▶ _Tasks for this exercise_:
- a) In the HoopVision project page, what early example from baseball is cited to show data-driven decision making in sports?
- b) Copy the HoopVision project page word for word from "Mahmut Osmanovic" to "and performance insights.".

▶ _Document excerpt_:
===

HoopVision

A full computer vision basketball analytics system powered by YOLOv12, ByteTrack, SuperPoint/LightGlue, FastAPI, MongoDB, MinIO, Prometheus, and Grafana to turn raw basketball broadcast footage into rich spatial analytics and visualized insights.
Computer Vision
Deep Learning
MLOps
Project
Author

Mahmut Osmanovic

Published

December 13, 2025

1.0 | Motivation

Over the past decade, professional sports have increasingly embraced data-driven decision making. A well-known early example is Moneyball, where sabermetrics transformed how baseball teams evaluated player performance. Since then, the field has evolved significantly, with modern machine learning and computer vision techniques enabling far richer and more granular analyses. Basketball, in particular, presents an exciting challenge. It is a dynamic, continuous, and highly interactive sport, where player positioning, movement, and ball flow all matter simultaneously. When captured through broadcast footage, this complexity becomes a rich source of visual data that can be leveraged for tactical and performance insights.

===

▶ _Listed entries_:

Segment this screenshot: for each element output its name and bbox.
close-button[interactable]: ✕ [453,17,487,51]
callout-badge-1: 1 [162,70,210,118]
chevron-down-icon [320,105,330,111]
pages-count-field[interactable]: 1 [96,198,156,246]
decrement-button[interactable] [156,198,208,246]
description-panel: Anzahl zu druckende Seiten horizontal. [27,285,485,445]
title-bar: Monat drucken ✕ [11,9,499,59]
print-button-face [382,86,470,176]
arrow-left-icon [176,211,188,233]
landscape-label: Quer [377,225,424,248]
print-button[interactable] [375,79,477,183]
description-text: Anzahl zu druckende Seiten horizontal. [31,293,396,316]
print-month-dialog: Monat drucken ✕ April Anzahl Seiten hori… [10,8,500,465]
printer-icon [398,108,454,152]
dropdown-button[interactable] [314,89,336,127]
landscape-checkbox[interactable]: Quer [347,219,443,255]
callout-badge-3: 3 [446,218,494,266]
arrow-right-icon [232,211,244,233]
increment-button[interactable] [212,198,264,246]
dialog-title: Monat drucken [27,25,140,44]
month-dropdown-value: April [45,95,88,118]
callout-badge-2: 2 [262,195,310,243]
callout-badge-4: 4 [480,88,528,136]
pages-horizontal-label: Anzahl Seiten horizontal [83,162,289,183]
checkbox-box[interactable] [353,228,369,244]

===

▶ _Results for each task_:
- a) Moneyball, where sabermetrics transformed how baseball teams evaluated player performance.

- b)
Mahmut Osmanovic

Published

December 13, 2025

1.0 | Motivation

Over the past decade, professional sports have increasingly embraced data-driven decision making. A well-known early example is Moneyball, where sabermetrics transformed how baseball teams evaluated player performance. Since then, the field has evolved significantly, with modern machine learning and computer vision techniques enabling far richer and more granular analyses. Basketball, in particular, presents an exciting challenge. It is a dynamic, continuous, and highly interactive sport, where player positioning, movement, and ball flow all matter simultaneously. When captured through broadcast footage, this complexity becomes a rich source of visual data that can be leveraged for tactical and performance insights.